**REQUIRED TASK:** Collect all lines from the listing that include the string "stroke".

**INPUT:**
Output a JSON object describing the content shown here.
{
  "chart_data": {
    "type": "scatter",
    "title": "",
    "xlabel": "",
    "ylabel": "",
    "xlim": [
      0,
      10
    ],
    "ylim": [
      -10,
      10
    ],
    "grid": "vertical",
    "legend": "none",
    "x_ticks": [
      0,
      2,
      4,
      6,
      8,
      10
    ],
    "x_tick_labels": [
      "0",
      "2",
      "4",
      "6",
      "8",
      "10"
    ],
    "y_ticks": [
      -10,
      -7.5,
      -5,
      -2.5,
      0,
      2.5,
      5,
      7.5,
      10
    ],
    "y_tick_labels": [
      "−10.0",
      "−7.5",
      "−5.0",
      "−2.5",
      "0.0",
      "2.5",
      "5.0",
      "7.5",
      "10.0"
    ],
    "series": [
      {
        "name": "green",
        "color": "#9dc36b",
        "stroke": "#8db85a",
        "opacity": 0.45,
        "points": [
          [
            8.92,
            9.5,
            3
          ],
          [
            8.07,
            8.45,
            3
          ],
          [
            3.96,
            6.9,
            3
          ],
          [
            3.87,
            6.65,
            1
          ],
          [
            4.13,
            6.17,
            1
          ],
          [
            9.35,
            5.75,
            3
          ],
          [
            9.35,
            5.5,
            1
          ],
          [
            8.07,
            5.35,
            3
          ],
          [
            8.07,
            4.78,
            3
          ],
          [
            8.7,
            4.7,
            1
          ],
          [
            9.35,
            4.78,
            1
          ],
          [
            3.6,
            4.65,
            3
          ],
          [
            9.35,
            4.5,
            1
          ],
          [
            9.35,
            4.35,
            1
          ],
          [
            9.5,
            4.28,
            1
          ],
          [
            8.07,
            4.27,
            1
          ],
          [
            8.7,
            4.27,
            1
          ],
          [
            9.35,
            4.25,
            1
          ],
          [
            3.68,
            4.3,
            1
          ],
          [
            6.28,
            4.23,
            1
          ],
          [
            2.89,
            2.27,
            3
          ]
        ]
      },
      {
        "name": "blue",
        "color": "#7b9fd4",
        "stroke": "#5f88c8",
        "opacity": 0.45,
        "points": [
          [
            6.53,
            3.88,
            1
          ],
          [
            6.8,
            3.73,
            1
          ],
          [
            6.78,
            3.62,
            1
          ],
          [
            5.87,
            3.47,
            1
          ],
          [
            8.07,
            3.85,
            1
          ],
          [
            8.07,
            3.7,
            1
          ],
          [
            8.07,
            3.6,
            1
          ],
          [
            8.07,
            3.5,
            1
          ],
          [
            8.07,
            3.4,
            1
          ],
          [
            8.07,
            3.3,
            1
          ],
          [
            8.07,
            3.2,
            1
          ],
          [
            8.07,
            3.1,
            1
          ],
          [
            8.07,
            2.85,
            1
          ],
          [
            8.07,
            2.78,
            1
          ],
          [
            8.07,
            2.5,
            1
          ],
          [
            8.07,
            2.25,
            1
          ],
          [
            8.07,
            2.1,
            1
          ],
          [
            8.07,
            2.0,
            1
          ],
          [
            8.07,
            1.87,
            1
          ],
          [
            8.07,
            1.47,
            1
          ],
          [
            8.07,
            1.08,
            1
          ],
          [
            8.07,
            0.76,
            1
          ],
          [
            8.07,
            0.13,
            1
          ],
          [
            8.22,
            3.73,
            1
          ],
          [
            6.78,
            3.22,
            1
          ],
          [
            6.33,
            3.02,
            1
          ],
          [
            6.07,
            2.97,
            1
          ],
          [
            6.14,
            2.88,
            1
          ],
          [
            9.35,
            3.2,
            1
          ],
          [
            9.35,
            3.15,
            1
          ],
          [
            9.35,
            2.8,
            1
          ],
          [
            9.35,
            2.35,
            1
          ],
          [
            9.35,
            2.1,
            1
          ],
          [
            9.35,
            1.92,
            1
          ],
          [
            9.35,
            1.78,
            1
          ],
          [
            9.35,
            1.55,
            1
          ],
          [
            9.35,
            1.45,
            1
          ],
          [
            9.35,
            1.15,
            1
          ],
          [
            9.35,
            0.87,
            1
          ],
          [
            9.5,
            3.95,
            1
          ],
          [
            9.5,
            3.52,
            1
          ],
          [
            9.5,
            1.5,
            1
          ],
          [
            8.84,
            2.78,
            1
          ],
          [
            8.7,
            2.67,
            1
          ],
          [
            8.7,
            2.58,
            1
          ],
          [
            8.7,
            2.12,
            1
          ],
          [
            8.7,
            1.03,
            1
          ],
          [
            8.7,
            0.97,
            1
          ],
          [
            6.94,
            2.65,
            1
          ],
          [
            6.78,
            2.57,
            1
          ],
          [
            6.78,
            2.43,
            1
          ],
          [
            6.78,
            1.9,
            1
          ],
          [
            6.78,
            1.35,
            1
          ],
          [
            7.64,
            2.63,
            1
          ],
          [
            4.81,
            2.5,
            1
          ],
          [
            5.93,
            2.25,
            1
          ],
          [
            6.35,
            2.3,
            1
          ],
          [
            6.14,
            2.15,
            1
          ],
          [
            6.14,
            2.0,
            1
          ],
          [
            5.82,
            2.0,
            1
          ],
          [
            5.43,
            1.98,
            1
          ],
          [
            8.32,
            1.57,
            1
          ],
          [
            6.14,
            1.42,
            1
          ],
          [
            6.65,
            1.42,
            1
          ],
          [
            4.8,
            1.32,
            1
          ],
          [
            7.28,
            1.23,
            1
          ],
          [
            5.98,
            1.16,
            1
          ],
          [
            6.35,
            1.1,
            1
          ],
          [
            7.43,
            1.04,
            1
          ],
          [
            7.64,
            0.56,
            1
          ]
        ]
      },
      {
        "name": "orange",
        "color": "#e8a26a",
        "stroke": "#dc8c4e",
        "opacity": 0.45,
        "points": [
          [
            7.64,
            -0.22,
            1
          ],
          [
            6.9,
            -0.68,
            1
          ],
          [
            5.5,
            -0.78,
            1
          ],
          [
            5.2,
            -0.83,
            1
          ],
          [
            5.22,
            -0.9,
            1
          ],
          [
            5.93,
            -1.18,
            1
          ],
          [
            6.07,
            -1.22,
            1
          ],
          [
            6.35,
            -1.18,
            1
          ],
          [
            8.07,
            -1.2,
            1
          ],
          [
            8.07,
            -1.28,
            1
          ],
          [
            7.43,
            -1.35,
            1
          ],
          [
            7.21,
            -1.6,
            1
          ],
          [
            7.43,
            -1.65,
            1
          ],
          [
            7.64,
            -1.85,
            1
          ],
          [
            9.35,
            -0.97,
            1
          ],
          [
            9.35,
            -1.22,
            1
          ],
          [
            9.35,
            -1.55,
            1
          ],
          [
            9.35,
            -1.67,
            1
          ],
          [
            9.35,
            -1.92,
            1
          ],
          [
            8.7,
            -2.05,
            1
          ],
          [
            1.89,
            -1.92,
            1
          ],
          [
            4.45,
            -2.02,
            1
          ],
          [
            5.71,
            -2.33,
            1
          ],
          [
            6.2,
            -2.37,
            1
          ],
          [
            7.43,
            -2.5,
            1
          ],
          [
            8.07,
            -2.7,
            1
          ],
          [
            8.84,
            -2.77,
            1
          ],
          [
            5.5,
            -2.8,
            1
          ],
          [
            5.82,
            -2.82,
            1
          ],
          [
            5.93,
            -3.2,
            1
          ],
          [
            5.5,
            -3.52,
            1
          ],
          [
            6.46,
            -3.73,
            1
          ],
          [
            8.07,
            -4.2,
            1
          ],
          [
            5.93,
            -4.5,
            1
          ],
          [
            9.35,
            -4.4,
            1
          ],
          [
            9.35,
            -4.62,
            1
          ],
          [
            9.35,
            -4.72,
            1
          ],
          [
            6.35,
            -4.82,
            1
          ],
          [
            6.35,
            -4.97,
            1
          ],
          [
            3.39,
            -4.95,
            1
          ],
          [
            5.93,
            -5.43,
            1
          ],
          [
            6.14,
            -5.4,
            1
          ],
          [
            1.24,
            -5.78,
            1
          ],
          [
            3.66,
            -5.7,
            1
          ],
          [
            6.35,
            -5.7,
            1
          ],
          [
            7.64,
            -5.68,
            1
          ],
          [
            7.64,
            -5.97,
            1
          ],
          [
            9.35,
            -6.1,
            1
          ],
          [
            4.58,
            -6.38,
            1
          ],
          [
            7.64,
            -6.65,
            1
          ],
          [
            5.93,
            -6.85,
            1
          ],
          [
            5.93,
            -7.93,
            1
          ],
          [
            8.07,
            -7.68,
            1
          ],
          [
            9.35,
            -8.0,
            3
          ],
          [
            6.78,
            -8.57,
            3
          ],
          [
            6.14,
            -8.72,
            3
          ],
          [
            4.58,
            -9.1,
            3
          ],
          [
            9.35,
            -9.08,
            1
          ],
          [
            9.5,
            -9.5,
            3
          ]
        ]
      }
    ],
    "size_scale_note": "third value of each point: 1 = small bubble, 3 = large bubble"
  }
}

**FULL OUTPUT:**
        "stroke": "#8db85a",
        "stroke": "#5f88c8",
        "stroke": "#dc8c4e",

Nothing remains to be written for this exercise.